Repeat all of the material below exactly as written, images excluded.

■ Records contained in a dataset
----
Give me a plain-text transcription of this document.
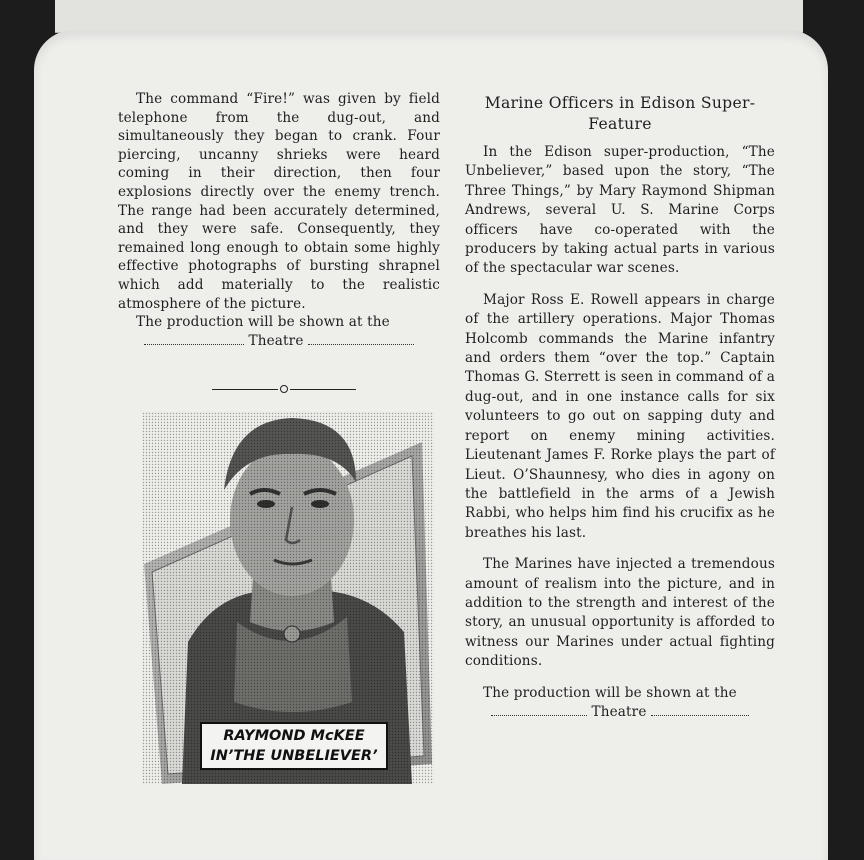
The command “Fire!” was given by field telephone from the dug-out, and simultaneously they began to crank. Four piercing, uncanny shrieks were heard coming in their direction, then four explosions directly over the enemy trench. The range had been accurately determined, and they were safe. Consequently, they remained long enough to obtain some highly effective photographs of bursting shrapnel which add materially to the realistic atmosphere of the picture.

The production will be shown at the

Theatre

RAYMOND McKEE
IN’THE UNBELIEVER’
Marine Officers in Edison Super-Feature

In the Edison super-production, “The Unbeliever,” based upon the story, “The Three Things,” by Mary Raymond Shipman Andrews, several U. S. Marine Corps officers have co-operated with the producers by taking actual parts in various of the spectacular war scenes.

Major Ross E. Rowell appears in charge of the artillery operations. Major Thomas Holcomb commands the Marine infantry and orders them “over the top.” Captain Thomas G. Sterrett is seen in command of a dug-out, and in one instance calls for six volunteers to go out on sapping duty and report on enemy mining activities. Lieutenant James F. Rorke plays the part of Lieut. O’Shaunnesy, who dies in agony on the battlefield in the arms of a Jewish Rabbi, who helps him find his crucifix as he breathes his last.

The Marines have injected a tremendous amount of realism into the picture, and in addition to the strength and interest of the story, an unusual opportunity is afforded to witness our Marines under actual fighting conditions.

The production will be shown at the

Theatre
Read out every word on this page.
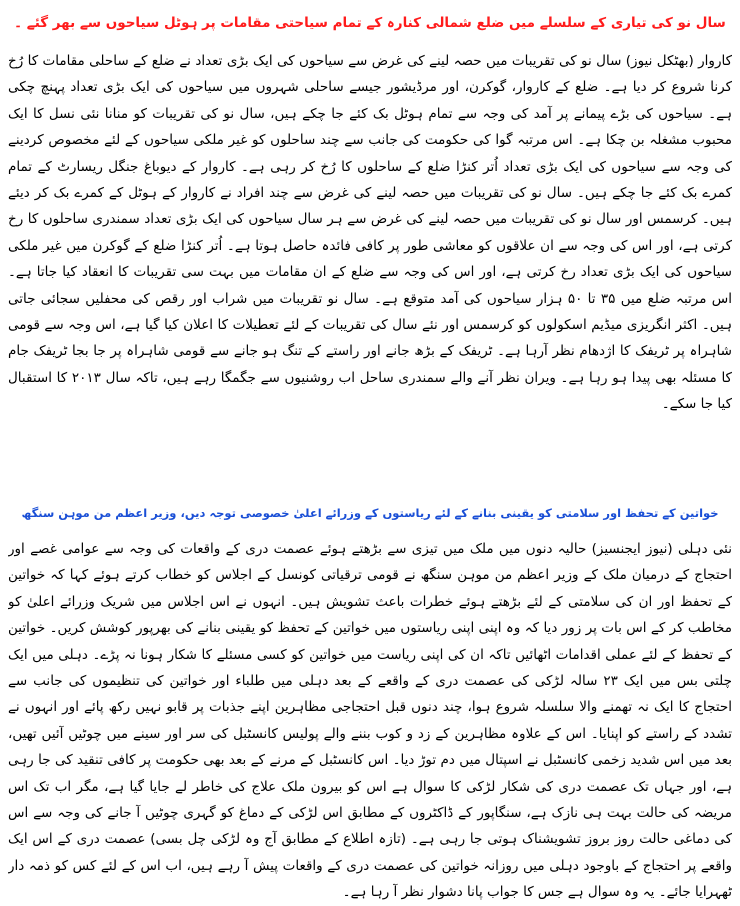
سال نو کی تیاری کے سلسلے میں ضلع شمالی کنارہ کے تمام سیاحتی مقامات پر ہوٹل سیاحوں سے بھر گئے ۔

کاروار (بھٹکل نیوز) سال نو کی تقریبات میں حصہ لینے کی غرض سے سیاحوں کی ایک بڑی تعداد نے ضلع کے ساحلی مقامات کا رُخ کرنا شروع کر دیا ہے۔ ضلع کے کاروار، گوکرن، اور مرڈیشور جیسے ساحلی شہروں میں سیاحوں کی ایک بڑی تعداد پہنچ چکی ہے۔ سیاحوں کی بڑے پیمانے پر آمد کی وجہ سے تمام ہوٹل بک کئے جا چکے ہیں، سال نو کی تقریبات کو منانا نئی نسل کا ایک محبوب مشغلہ بن چکا ہے۔ اس مرتبہ گوا کی حکومت کی جانب سے چند ساحلوں کو غیر ملکی سیاحوں کے لئے مخصوص کردینے کی وجہ سے سیاحوں کی ایک بڑی تعداد اُتر کنڑا ضلع کے ساحلوں کا رُخ کر رہی ہے۔ کاروار کے دیوباغ جنگل ریسارٹ کے تمام کمرے بک کئے جا چکے ہیں۔ سال نو کی تقریبات میں حصہ لینے کی غرض سے چند افراد نے کاروار کے ہوٹل کے کمرے بک کر دیئے ہیں۔ کرسمس اور سال نو کی تقریبات میں حصہ لینے کی غرض سے ہر سال سیاحوں کی ایک بڑی تعداد سمندری ساحلوں کا رخ کرتی ہے، اور اس کی وجہ سے ان علاقوں کو معاشی طور پر کافی فائدہ حاصل ہوتا ہے۔ اُتر کنڑا ضلع کے گوکرن میں غیر ملکی سیاحوں کی ایک بڑی تعداد رخ کرتی ہے، اور اس کی وجہ سے ضلع کے ان مقامات میں بہت سی تقریبات کا انعقاد کیا جاتا ہے۔ اس مرتبہ ضلع میں ۳۵ تا ۵۰ ہزار سیاحوں کی آمد متوقع ہے۔ سال نو تقریبات میں شراب اور رقص کی محفلیں سجائی جاتی ہیں۔ اکثر انگریزی میڈیم اسکولوں کو کرسمس اور نئے سال کی تقریبات کے لئے تعطیلات کا اعلان کیا گیا ہے، اس وجہ سے قومی شاہراہ پر ٹریفک کا اژدھام نظر آرہا ہے۔ ٹریفک کے بڑھ جانے اور راستے کے تنگ ہو جانے سے قومی شاہراہ پر جا بجا ٹریفک جام کا مسئلہ بھی پیدا ہو رہا ہے۔ ویران نظر آنے والے سمندری ساحل اب روشنیوں سے جگمگا رہے ہیں، تاکہ سال ۲۰۱۳ کا استقبال کیا جا سکے۔

خواتین کے تحفظ اور سلامتی کو یقینی بنانے کے لئے ریاستوں کے وزرائے اعلیٰ خصوصی توجہ دیں، وزیر اعظم من موہن سنگھ

نئی دہلی (نیوز ایجنسیز) حالیہ دنوں میں ملک میں تیزی سے بڑھتے ہوئے عصمت دری کے واقعات کی وجہ سے عوامی غصے اور احتجاج کے درمیان ملک کے وزیر اعظم من موہن سنگھ نے قومی ترقیاتی کونسل کے اجلاس کو خطاب کرتے ہوئے کہا کہ خواتین کے تحفظ اور ان کی سلامتی کے لئے بڑھتے ہوئے خطرات باعث تشویش ہیں۔ انہوں نے اس اجلاس میں شریک وزرائے اعلیٰ کو مخاطب کر کے اس بات پر زور دیا کہ وہ اپنی اپنی ریاستوں میں خواتین کے تحفظ کو یقینی بنانے کی بھرپور کوشش کریں۔ خواتین کے تحفظ کے لئے عملی اقدامات اٹھائیں تاکہ ان کی اپنی ریاست میں خواتین کو کسی مسئلے کا شکار ہونا نہ پڑے۔ دہلی میں ایک چلتی بس میں ایک ۲۳ سالہ لڑکی کی عصمت دری کے واقعے کے بعد دہلی میں طلباء اور خواتین کی تنظیموں کی جانب سے احتجاج کا ایک نہ تھمنے والا سلسلہ شروع ہوا، چند دنوں قبل احتجاجی مظاہرین اپنے جذبات پر قابو نہیں رکھ پائے اور انہوں نے تشدد کے راستے کو اپنایا۔ اس کے علاوہ مظاہرین کے زد و کوب بننے والے پولیس کانسٹبل کی سر اور سینے میں چوٹیں آئیں تھیں، بعد میں اس شدید زخمی کانسٹبل نے اسپتال میں دم توڑ دیا۔ اس کانسٹبل کے مرنے کے بعد بھی حکومت پر کافی تنقید کی جا رہی ہے، اور جہاں تک عصمت دری کی شکار لڑکی کا سوال ہے اس کو بیرون ملک علاج کی خاطر لے جایا گیا ہے، مگر اب تک اس مریضہ کی حالت بہت ہی نازک ہے، سنگاپور کے ڈاکٹروں کے مطابق اس لڑکی کے دماغ کو گہری چوٹیں آ جانے کی وجہ سے اس کی دماغی حالت روز بروز تشویشناک ہوتی جا رہی ہے۔ (تازہ اطلاع کے مطابق آج وہ لڑکی چل بسی) عصمت دری کے اس ایک واقعے پر احتجاج کے باوجود دہلی میں روزانہ خواتین کی عصمت دری کے واقعات پیش آ رہے ہیں، اب اس کے لئے کس کو ذمہ دار ٹھہرایا جائے۔ یہ وہ سوال ہے جس کا جواب پانا دشوار نظر آ رہا ہے۔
----
■ Result
Give me a plain-text transcription of this document.
The command “Fire!” was given by field telephone from the dug-out, and simultaneously they began to crank. Four piercing, uncanny shrieks were heard coming in their direction, then four explosions directly over the enemy trench. The range had been accurately determined, and they were safe. Consequently, they remained long enough to obtain some highly effective photographs of bursting shrapnel which add materially to the realistic atmosphere of the picture.

The production will be shown at the

Theatre

RAYMOND McKEE
IN’THE UNBELIEVER’
Marine Officers in Edison Super-Feature

In the Edison super-production, “The Unbeliever,” based upon the story, “The Three Things,” by Mary Raymond Shipman Andrews, several U. S. Marine Corps officers have co-operated with the producers by taking actual parts in various of the spectacular war scenes.

Major Ross E. Rowell appears in charge of the artillery operations. Major Thomas Holcomb commands the Marine infantry and orders them “over the top.” Captain Thomas G. Sterrett is seen in command of a dug-out, and in one instance calls for six volunteers to go out on sapping duty and report on enemy mining activities. Lieutenant James F. Rorke plays the part of Lieut. O’Shaunnesy, who dies in agony on the battlefield in the arms of a Jewish Rabbi, who helps him find his crucifix as he breathes his last.

The Marines have injected a tremendous amount of realism into the picture, and in addition to the strength and interest of the story, an unusual opportunity is afforded to witness our Marines under actual fighting conditions.

The production will be shown at the

Theatre
Read out every word on this page.
سال نو کی تیاری کے سلسلے میں ضلع شمالی کنارہ کے تمام سیاحتی مقامات پر ہوٹل سیاحوں سے بھر گئے ۔

کاروار (بھٹکل نیوز) سال نو کی تقریبات میں حصہ لینے کی غرض سے سیاحوں کی ایک بڑی تعداد نے ضلع کے ساحلی مقامات کا رُخ کرنا شروع کر دیا ہے۔ ضلع کے کاروار، گوکرن، اور مرڈیشور جیسے ساحلی شہروں میں سیاحوں کی ایک بڑی تعداد پہنچ چکی ہے۔ سیاحوں کی بڑے پیمانے پر آمد کی وجہ سے تمام ہوٹل بک کئے جا چکے ہیں، سال نو کی تقریبات کو منانا نئی نسل کا ایک محبوب مشغلہ بن چکا ہے۔ اس مرتبہ گوا کی حکومت کی جانب سے چند ساحلوں کو غیر ملکی سیاحوں کے لئے مخصوص کردینے کی وجہ سے سیاحوں کی ایک بڑی تعداد اُتر کنڑا ضلع کے ساحلوں کا رُخ کر رہی ہے۔ کاروار کے دیوباغ جنگل ریسارٹ کے تمام کمرے بک کئے جا چکے ہیں۔ سال نو کی تقریبات میں حصہ لینے کی غرض سے چند افراد نے کاروار کے ہوٹل کے کمرے بک کر دیئے ہیں۔ کرسمس اور سال نو کی تقریبات میں حصہ لینے کی غرض سے ہر سال سیاحوں کی ایک بڑی تعداد سمندری ساحلوں کا رخ کرتی ہے، اور اس کی وجہ سے ان علاقوں کو معاشی طور پر کافی فائدہ حاصل ہوتا ہے۔ اُتر کنڑا ضلع کے گوکرن میں غیر ملکی سیاحوں کی ایک بڑی تعداد رخ کرتی ہے، اور اس کی وجہ سے ضلع کے ان مقامات میں بہت سی تقریبات کا انعقاد کیا جاتا ہے۔ اس مرتبہ ضلع میں ۳۵ تا ۵۰ ہزار سیاحوں کی آمد متوقع ہے۔ سال نو تقریبات میں شراب اور رقص کی محفلیں سجائی جاتی ہیں۔ اکثر انگریزی میڈیم اسکولوں کو کرسمس اور نئے سال کی تقریبات کے لئے تعطیلات کا اعلان کیا گیا ہے، اس وجہ سے قومی شاہراہ پر ٹریفک کا اژدھام نظر آرہا ہے۔ ٹریفک کے بڑھ جانے اور راستے کے تنگ ہو جانے سے قومی شاہراہ پر جا بجا ٹریفک جام کا مسئلہ بھی پیدا ہو رہا ہے۔ ویران نظر آنے والے سمندری ساحل اب روشنیوں سے جگمگا رہے ہیں، تاکہ سال ۲۰۱۳ کا استقبال کیا جا سکے۔

خواتین کے تحفظ اور سلامتی کو یقینی بنانے کے لئے ریاستوں کے وزرائے اعلیٰ خصوصی توجہ دیں، وزیر اعظم من موہن سنگھ

نئی دہلی (نیوز ایجنسیز) حالیہ دنوں میں ملک میں تیزی سے بڑھتے ہوئے عصمت دری کے واقعات کی وجہ سے عوامی غصے اور احتجاج کے درمیان ملک کے وزیر اعظم من موہن سنگھ نے قومی ترقیاتی کونسل کے اجلاس کو خطاب کرتے ہوئے کہا کہ خواتین کے تحفظ اور ان کی سلامتی کے لئے بڑھتے ہوئے خطرات باعث تشویش ہیں۔ انہوں نے اس اجلاس میں شریک وزرائے اعلیٰ کو مخاطب کر کے اس بات پر زور دیا کہ وہ اپنی اپنی ریاستوں میں خواتین کے تحفظ کو یقینی بنانے کی بھرپور کوشش کریں۔ خواتین کے تحفظ کے لئے عملی اقدامات اٹھائیں تاکہ ان کی اپنی ریاست میں خواتین کو کسی مسئلے کا شکار ہونا نہ پڑے۔ دہلی میں ایک چلتی بس میں ایک ۲۳ سالہ لڑکی کی عصمت دری کے واقعے کے بعد دہلی میں طلباء اور خواتین کی تنظیموں کی جانب سے احتجاج کا ایک نہ تھمنے والا سلسلہ شروع ہوا، چند دنوں قبل احتجاجی مظاہرین اپنے جذبات پر قابو نہیں رکھ پائے اور انہوں نے تشدد کے راستے کو اپنایا۔ اس کے علاوہ مظاہرین کے زد و کوب بننے والے پولیس کانسٹبل کی سر اور سینے میں چوٹیں آئیں تھیں، بعد میں اس شدید زخمی کانسٹبل نے اسپتال میں دم توڑ دیا۔ اس کانسٹبل کے مرنے کے بعد بھی حکومت پر کافی تنقید کی جا رہی ہے، اور جہاں تک عصمت دری کی شکار لڑکی کا سوال ہے اس کو بیرون ملک علاج کی خاطر لے جایا گیا ہے، مگر اب تک اس مریضہ کی حالت بہت ہی نازک ہے، سنگاپور کے ڈاکٹروں کے مطابق اس لڑکی کے دماغ کو گہری چوٹیں آ جانے کی وجہ سے اس کی دماغی حالت روز بروز تشویشناک ہوتی جا رہی ہے۔ (تازہ اطلاع کے مطابق آج وہ لڑکی چل بسی) عصمت دری کے اس ایک واقعے پر احتجاج کے باوجود دہلی میں روزانہ خواتین کی عصمت دری کے واقعات پیش آ رہے ہیں، اب اس کے لئے کس کو ذمہ دار ٹھہرایا جائے۔ یہ وہ سوال ہے جس کا جواب پانا دشوار نظر آ رہا ہے۔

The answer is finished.